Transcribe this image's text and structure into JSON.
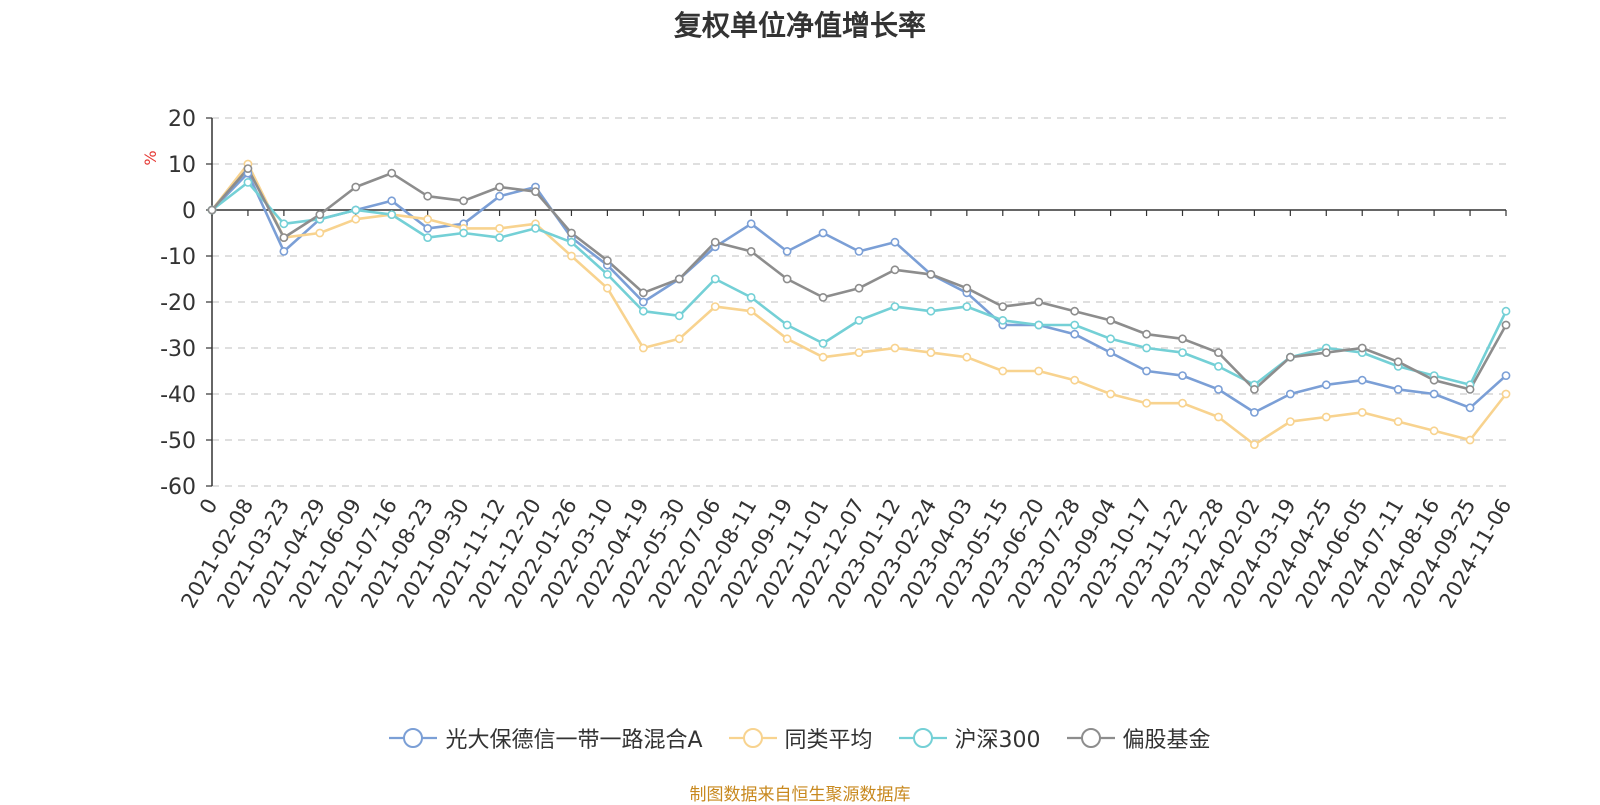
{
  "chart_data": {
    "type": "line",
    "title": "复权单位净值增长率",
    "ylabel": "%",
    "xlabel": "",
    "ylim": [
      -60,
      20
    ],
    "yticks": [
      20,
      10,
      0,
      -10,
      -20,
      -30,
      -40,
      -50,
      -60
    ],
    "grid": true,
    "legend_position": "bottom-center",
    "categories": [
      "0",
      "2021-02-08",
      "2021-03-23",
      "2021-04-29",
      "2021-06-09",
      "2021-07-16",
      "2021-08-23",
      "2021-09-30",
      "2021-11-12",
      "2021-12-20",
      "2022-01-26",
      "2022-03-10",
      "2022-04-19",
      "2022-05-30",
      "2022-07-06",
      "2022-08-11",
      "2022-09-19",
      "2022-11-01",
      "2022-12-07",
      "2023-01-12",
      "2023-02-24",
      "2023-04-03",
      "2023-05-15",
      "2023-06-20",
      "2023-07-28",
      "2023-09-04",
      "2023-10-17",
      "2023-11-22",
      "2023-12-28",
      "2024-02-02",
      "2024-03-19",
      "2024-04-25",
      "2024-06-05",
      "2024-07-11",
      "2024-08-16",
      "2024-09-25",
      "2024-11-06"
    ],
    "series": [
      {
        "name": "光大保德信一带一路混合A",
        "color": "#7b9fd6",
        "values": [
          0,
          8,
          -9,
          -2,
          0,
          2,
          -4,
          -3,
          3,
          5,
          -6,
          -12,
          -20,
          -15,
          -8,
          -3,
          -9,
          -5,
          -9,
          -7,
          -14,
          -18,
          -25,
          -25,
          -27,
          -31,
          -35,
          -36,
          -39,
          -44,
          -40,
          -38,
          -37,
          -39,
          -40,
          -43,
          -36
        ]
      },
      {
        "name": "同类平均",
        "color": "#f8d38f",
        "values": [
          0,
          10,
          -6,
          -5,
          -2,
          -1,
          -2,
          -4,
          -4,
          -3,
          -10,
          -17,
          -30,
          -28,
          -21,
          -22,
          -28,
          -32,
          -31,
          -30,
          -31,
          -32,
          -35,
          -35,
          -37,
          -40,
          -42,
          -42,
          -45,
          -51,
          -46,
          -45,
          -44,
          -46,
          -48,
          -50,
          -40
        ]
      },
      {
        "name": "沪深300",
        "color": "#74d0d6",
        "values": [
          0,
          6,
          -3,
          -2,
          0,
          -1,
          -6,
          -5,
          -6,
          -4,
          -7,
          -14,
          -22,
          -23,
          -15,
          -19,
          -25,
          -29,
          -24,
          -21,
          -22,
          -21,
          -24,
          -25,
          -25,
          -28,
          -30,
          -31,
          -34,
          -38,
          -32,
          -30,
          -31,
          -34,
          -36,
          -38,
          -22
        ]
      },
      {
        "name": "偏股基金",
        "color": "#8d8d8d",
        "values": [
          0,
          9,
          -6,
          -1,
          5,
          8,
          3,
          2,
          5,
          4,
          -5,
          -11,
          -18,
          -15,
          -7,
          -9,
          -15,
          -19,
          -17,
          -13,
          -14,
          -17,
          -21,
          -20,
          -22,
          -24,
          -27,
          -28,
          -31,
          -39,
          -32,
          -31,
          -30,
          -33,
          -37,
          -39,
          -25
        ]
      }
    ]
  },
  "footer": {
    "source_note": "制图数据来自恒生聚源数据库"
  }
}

▬▬▬▬▬▬

* Directions
Transcribe all of the material exactly, leaving out whatever pictures it contains.

* Exercise answer
Transcribe this image's text and structure into JSON.
{
  "chart_data": {
    "type": "line",
    "title": "复权单位净值增长率",
    "ylabel": "%",
    "xlabel": "",
    "ylim": [
      -60,
      20
    ],
    "yticks": [
      20,
      10,
      0,
      -10,
      -20,
      -30,
      -40,
      -50,
      -60
    ],
    "grid": true,
    "legend_position": "bottom-center",
    "categories": [
      "0",
      "2021-02-08",
      "2021-03-23",
      "2021-04-29",
      "2021-06-09",
      "2021-07-16",
      "2021-08-23",
      "2021-09-30",
      "2021-11-12",
      "2021-12-20",
      "2022-01-26",
      "2022-03-10",
      "2022-04-19",
      "2022-05-30",
      "2022-07-06",
      "2022-08-11",
      "2022-09-19",
      "2022-11-01",
      "2022-12-07",
      "2023-01-12",
      "2023-02-24",
      "2023-04-03",
      "2023-05-15",
      "2023-06-20",
      "2023-07-28",
      "2023-09-04",
      "2023-10-17",
      "2023-11-22",
      "2023-12-28",
      "2024-02-02",
      "2024-03-19",
      "2024-04-25",
      "2024-06-05",
      "2024-07-11",
      "2024-08-16",
      "2024-09-25",
      "2024-11-06"
    ],
    "series": [
      {
        "name": "光大保德信一带一路混合A",
        "color": "#7b9fd6",
        "values": [
          0,
          8,
          -9,
          -2,
          0,
          2,
          -4,
          -3,
          3,
          5,
          -6,
          -12,
          -20,
          -15,
          -8,
          -3,
          -9,
          -5,
          -9,
          -7,
          -14,
          -18,
          -25,
          -25,
          -27,
          -31,
          -35,
          -36,
          -39,
          -44,
          -40,
          -38,
          -37,
          -39,
          -40,
          -43,
          -36
        ]
      },
      {
        "name": "同类平均",
        "color": "#f8d38f",
        "values": [
          0,
          10,
          -6,
          -5,
          -2,
          -1,
          -2,
          -4,
          -4,
          -3,
          -10,
          -17,
          -30,
          -28,
          -21,
          -22,
          -28,
          -32,
          -31,
          -30,
          -31,
          -32,
          -35,
          -35,
          -37,
          -40,
          -42,
          -42,
          -45,
          -51,
          -46,
          -45,
          -44,
          -46,
          -48,
          -50,
          -40
        ]
      },
      {
        "name": "沪深300",
        "color": "#74d0d6",
        "values": [
          0,
          6,
          -3,
          -2,
          0,
          -1,
          -6,
          -5,
          -6,
          -4,
          -7,
          -14,
          -22,
          -23,
          -15,
          -19,
          -25,
          -29,
          -24,
          -21,
          -22,
          -21,
          -24,
          -25,
          -25,
          -28,
          -30,
          -31,
          -34,
          -38,
          -32,
          -30,
          -31,
          -34,
          -36,
          -38,
          -22
        ]
      },
      {
        "name": "偏股基金",
        "color": "#8d8d8d",
        "values": [
          0,
          9,
          -6,
          -1,
          5,
          8,
          3,
          2,
          5,
          4,
          -5,
          -11,
          -18,
          -15,
          -7,
          -9,
          -15,
          -19,
          -17,
          -13,
          -14,
          -17,
          -21,
          -20,
          -22,
          -24,
          -27,
          -28,
          -31,
          -39,
          -32,
          -31,
          -30,
          -33,
          -37,
          -39,
          -25
        ]
      }
    ]
  },
  "footer": {
    "source_note": "制图数据来自恒生聚源数据库"
  }
}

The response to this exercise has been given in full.